> **Task goal**
Every line of the records must be repeated exactly; pictures stay out.

○ ○ ○

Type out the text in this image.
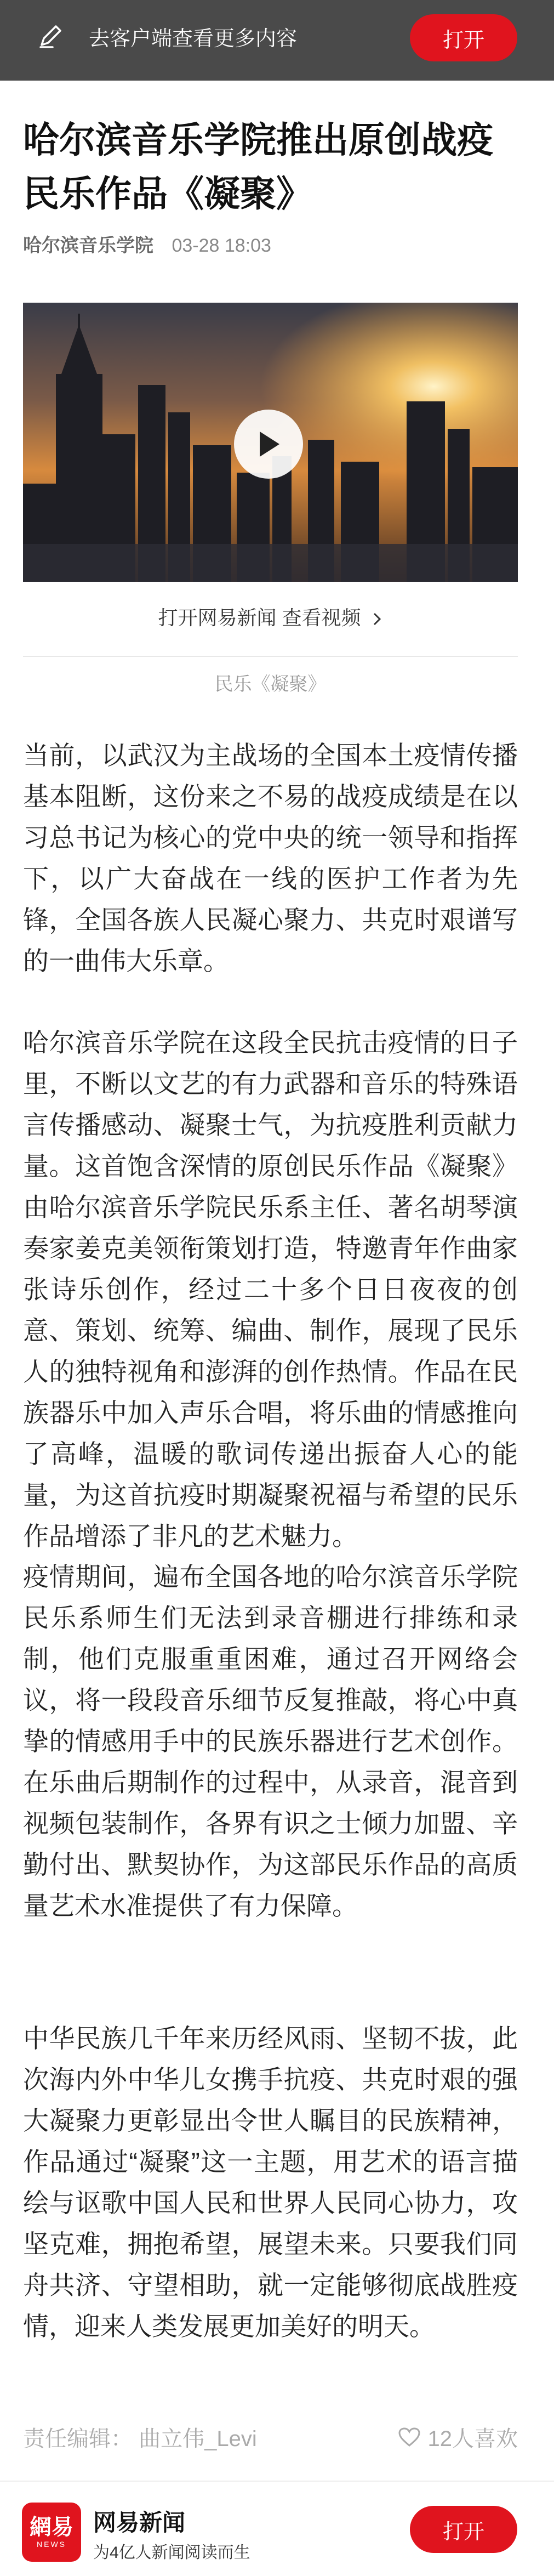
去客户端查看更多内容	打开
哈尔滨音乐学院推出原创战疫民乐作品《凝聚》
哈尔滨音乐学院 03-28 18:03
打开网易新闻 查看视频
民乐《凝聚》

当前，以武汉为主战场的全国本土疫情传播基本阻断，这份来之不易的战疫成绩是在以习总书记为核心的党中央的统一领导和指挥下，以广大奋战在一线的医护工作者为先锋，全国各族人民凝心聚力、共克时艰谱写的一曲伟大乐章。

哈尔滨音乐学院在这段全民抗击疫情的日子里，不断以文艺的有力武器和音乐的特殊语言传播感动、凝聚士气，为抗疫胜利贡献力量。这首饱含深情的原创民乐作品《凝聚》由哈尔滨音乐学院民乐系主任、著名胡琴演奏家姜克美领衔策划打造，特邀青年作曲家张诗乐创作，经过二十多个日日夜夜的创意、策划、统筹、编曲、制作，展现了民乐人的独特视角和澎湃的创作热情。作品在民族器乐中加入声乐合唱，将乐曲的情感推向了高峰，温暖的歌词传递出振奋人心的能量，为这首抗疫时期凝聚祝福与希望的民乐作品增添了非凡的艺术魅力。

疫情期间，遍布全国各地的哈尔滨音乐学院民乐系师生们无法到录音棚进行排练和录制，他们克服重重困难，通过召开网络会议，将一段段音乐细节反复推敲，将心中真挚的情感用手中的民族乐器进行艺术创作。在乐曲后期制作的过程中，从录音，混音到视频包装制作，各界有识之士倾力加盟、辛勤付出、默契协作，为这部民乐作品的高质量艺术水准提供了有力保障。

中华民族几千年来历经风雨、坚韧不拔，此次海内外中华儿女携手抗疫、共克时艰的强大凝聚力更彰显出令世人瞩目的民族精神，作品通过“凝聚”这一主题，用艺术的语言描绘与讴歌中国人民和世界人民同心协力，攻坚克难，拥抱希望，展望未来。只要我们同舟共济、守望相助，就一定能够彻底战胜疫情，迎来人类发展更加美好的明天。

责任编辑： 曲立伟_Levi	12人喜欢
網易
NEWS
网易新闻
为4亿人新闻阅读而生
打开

○ ○ ○

> **Solved problem**
Type out the text in this image.
去客户端查看更多内容	打开
哈尔滨音乐学院推出原创战疫民乐作品《凝聚》
哈尔滨音乐学院 03-28 18:03
打开网易新闻 查看视频
民乐《凝聚》

当前，以武汉为主战场的全国本土疫情传播基本阻断，这份来之不易的战疫成绩是在以习总书记为核心的党中央的统一领导和指挥下，以广大奋战在一线的医护工作者为先锋，全国各族人民凝心聚力、共克时艰谱写的一曲伟大乐章。

哈尔滨音乐学院在这段全民抗击疫情的日子里，不断以文艺的有力武器和音乐的特殊语言传播感动、凝聚士气，为抗疫胜利贡献力量。这首饱含深情的原创民乐作品《凝聚》由哈尔滨音乐学院民乐系主任、著名胡琴演奏家姜克美领衔策划打造，特邀青年作曲家张诗乐创作，经过二十多个日日夜夜的创意、策划、统筹、编曲、制作，展现了民乐人的独特视角和澎湃的创作热情。作品在民族器乐中加入声乐合唱，将乐曲的情感推向了高峰，温暖的歌词传递出振奋人心的能量，为这首抗疫时期凝聚祝福与希望的民乐作品增添了非凡的艺术魅力。

疫情期间，遍布全国各地的哈尔滨音乐学院民乐系师生们无法到录音棚进行排练和录制，他们克服重重困难，通过召开网络会议，将一段段音乐细节反复推敲，将心中真挚的情感用手中的民族乐器进行艺术创作。在乐曲后期制作的过程中，从录音，混音到视频包装制作，各界有识之士倾力加盟、辛勤付出、默契协作，为这部民乐作品的高质量艺术水准提供了有力保障。

中华民族几千年来历经风雨、坚韧不拔，此次海内外中华儿女携手抗疫、共克时艰的强大凝聚力更彰显出令世人瞩目的民族精神，作品通过“凝聚”这一主题，用艺术的语言描绘与讴歌中国人民和世界人民同心协力，攻坚克难，拥抱希望，展望未来。只要我们同舟共济、守望相助，就一定能够彻底战胜疫情，迎来人类发展更加美好的明天。

责任编辑： 曲立伟_Levi	12人喜欢
網易
NEWS
网易新闻
为4亿人新闻阅读而生
打开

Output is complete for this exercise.